Goal » The exercise asks you to copy every line below in which "Easier" appears.

Data for processing »
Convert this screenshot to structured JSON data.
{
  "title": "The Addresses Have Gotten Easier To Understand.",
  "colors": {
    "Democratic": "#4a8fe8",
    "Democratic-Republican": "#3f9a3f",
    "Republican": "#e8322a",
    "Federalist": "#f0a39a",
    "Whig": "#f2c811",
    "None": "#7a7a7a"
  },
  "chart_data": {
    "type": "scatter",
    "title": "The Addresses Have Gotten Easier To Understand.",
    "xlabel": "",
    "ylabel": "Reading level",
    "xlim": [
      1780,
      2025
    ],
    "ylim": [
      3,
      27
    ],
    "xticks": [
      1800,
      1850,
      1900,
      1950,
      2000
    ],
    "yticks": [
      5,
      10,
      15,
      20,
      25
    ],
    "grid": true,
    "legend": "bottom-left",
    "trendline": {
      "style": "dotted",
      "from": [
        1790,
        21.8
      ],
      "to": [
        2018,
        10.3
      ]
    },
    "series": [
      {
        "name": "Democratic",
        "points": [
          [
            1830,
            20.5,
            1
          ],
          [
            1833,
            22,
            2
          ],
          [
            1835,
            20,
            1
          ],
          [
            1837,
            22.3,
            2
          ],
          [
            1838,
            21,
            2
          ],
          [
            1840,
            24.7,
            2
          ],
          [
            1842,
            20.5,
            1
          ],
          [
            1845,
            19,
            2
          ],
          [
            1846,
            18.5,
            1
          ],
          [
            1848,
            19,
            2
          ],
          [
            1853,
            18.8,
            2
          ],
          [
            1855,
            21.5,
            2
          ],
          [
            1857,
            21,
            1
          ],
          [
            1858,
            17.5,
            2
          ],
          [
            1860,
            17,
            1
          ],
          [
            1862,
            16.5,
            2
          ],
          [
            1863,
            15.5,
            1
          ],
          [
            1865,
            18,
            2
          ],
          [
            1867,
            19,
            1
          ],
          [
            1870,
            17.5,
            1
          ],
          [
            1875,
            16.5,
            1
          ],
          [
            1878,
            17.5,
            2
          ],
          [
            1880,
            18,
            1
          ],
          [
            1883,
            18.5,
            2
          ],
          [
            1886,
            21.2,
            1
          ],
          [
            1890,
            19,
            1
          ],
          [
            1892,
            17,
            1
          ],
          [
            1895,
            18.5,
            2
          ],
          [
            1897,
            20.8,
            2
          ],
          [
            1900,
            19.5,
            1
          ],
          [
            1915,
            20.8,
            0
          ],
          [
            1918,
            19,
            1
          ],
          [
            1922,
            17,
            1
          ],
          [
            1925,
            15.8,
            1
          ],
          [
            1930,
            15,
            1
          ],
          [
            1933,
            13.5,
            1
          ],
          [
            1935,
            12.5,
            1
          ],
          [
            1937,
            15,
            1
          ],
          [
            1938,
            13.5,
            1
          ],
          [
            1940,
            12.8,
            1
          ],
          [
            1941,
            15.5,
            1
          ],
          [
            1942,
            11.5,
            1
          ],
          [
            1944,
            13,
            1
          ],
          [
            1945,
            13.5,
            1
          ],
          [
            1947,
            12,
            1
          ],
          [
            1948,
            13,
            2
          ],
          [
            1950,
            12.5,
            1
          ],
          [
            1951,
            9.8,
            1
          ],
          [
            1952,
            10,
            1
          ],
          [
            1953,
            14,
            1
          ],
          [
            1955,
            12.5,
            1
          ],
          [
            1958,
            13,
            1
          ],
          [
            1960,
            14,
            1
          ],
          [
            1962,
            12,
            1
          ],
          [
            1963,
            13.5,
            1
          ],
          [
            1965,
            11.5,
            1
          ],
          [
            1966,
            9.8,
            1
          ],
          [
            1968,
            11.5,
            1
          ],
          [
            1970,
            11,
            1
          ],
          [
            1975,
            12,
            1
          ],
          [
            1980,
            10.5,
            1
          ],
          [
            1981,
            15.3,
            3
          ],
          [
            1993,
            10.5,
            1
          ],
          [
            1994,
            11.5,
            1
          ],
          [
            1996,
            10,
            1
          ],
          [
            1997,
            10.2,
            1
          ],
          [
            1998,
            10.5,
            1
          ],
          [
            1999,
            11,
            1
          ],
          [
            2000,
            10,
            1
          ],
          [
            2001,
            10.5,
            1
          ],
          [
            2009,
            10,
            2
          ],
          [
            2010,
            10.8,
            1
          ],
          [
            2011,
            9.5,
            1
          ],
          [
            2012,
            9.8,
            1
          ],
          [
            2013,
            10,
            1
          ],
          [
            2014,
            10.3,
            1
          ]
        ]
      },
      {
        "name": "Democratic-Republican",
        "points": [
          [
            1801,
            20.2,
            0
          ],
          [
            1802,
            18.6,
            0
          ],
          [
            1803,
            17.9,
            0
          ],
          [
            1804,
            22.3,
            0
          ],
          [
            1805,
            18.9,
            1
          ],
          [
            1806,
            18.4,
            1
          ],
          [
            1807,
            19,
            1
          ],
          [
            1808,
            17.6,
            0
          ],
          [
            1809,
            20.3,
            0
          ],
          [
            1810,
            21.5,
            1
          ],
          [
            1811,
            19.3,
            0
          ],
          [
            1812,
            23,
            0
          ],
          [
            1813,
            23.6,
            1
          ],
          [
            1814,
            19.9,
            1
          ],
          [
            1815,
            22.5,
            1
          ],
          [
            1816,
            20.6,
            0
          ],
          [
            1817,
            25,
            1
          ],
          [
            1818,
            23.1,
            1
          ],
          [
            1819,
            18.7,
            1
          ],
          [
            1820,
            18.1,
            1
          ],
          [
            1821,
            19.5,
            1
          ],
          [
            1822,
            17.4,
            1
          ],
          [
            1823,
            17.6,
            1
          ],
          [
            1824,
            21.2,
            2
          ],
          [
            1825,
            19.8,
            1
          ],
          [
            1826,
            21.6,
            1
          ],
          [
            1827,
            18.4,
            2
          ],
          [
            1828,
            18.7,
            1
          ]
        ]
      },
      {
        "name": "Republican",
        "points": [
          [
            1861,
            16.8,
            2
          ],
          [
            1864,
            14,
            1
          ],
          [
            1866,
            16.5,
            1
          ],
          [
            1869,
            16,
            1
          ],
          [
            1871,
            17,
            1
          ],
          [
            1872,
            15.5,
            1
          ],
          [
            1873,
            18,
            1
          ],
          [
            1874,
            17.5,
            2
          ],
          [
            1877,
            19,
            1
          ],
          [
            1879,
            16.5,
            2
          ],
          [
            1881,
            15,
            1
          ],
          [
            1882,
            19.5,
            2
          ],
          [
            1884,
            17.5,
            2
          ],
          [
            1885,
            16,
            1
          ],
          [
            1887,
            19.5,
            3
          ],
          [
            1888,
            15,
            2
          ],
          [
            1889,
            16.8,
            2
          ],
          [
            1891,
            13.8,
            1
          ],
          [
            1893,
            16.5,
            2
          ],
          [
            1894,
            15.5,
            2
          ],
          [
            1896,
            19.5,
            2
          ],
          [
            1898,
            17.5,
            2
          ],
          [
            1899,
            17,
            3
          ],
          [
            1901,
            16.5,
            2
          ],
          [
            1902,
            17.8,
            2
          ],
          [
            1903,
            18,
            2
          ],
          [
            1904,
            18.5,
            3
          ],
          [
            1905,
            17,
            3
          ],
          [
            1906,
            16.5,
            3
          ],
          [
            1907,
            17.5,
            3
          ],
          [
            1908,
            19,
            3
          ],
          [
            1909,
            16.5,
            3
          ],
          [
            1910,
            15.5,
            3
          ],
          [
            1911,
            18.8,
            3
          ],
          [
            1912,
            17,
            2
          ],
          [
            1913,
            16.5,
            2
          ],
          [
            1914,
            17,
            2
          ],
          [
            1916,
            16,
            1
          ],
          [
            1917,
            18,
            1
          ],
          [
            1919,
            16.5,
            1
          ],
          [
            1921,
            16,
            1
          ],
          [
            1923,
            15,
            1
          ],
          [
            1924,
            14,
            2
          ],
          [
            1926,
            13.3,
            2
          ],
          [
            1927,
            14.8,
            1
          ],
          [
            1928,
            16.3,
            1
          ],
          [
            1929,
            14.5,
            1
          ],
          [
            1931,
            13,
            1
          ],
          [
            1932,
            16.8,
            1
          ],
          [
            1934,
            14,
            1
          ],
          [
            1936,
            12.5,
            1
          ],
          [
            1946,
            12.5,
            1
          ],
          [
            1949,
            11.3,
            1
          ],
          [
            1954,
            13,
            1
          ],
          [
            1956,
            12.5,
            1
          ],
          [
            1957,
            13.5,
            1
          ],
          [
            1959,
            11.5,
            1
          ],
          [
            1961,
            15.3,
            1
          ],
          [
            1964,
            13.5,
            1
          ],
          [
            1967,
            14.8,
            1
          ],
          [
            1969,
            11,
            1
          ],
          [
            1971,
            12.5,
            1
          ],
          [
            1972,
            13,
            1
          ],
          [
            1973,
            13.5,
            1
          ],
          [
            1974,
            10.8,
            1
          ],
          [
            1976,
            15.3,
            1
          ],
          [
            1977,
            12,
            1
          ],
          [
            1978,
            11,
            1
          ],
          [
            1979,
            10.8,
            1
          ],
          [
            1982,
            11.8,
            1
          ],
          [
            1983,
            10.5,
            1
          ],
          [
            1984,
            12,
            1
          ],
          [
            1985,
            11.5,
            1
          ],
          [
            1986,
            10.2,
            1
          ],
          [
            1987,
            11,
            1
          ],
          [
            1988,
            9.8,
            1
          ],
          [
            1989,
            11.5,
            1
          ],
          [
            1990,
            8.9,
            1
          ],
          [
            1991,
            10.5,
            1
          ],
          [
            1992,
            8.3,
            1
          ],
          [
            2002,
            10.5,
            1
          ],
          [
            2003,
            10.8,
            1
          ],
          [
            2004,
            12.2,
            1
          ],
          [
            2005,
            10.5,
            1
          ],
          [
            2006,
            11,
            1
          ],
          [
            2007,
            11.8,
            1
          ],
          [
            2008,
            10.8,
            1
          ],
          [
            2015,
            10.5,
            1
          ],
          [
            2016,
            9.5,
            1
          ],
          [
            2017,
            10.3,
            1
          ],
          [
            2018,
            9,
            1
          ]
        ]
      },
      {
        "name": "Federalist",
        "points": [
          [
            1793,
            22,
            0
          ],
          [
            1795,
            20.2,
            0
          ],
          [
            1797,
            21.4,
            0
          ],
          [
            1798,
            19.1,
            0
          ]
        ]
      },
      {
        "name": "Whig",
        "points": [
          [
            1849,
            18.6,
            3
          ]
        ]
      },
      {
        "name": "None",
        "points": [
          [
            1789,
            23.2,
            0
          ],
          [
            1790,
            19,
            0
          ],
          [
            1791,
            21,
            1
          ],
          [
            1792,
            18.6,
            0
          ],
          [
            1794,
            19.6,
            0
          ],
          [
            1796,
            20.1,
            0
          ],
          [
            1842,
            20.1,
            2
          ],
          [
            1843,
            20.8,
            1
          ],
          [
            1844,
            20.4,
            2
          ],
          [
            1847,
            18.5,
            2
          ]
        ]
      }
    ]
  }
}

Response »
  "title": "The Addresses Have Gotten Easier To Understand.",
    "title": "The Addresses Have Gotten Easier To Understand.",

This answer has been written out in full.